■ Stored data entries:
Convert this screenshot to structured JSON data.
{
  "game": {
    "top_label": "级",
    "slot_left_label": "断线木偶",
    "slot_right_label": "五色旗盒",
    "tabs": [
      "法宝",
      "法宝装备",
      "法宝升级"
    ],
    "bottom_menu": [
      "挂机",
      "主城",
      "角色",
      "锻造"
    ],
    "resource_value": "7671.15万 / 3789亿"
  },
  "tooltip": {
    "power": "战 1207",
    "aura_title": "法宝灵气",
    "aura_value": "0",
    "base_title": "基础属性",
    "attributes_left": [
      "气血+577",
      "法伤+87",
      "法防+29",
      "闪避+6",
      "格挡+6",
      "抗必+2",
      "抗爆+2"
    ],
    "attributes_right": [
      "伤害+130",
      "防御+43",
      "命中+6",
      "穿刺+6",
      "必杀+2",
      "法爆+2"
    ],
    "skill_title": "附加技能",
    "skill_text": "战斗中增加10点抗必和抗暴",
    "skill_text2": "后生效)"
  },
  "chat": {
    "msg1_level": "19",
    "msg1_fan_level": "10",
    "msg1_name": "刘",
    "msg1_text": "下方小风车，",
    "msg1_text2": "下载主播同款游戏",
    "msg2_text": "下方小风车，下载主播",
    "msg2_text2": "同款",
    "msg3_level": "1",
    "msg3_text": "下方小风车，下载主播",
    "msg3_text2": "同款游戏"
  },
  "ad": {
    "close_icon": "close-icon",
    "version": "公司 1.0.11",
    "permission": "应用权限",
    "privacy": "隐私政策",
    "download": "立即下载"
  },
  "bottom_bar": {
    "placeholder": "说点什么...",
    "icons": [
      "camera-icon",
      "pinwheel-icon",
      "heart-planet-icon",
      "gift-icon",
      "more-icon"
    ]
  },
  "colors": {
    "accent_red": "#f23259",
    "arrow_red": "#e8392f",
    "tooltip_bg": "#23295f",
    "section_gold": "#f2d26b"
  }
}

■ Instructions to follow: Tally the lines of the listing in which the word "下方小风车" occurs, and state the total alone.

■ Output of the task: 3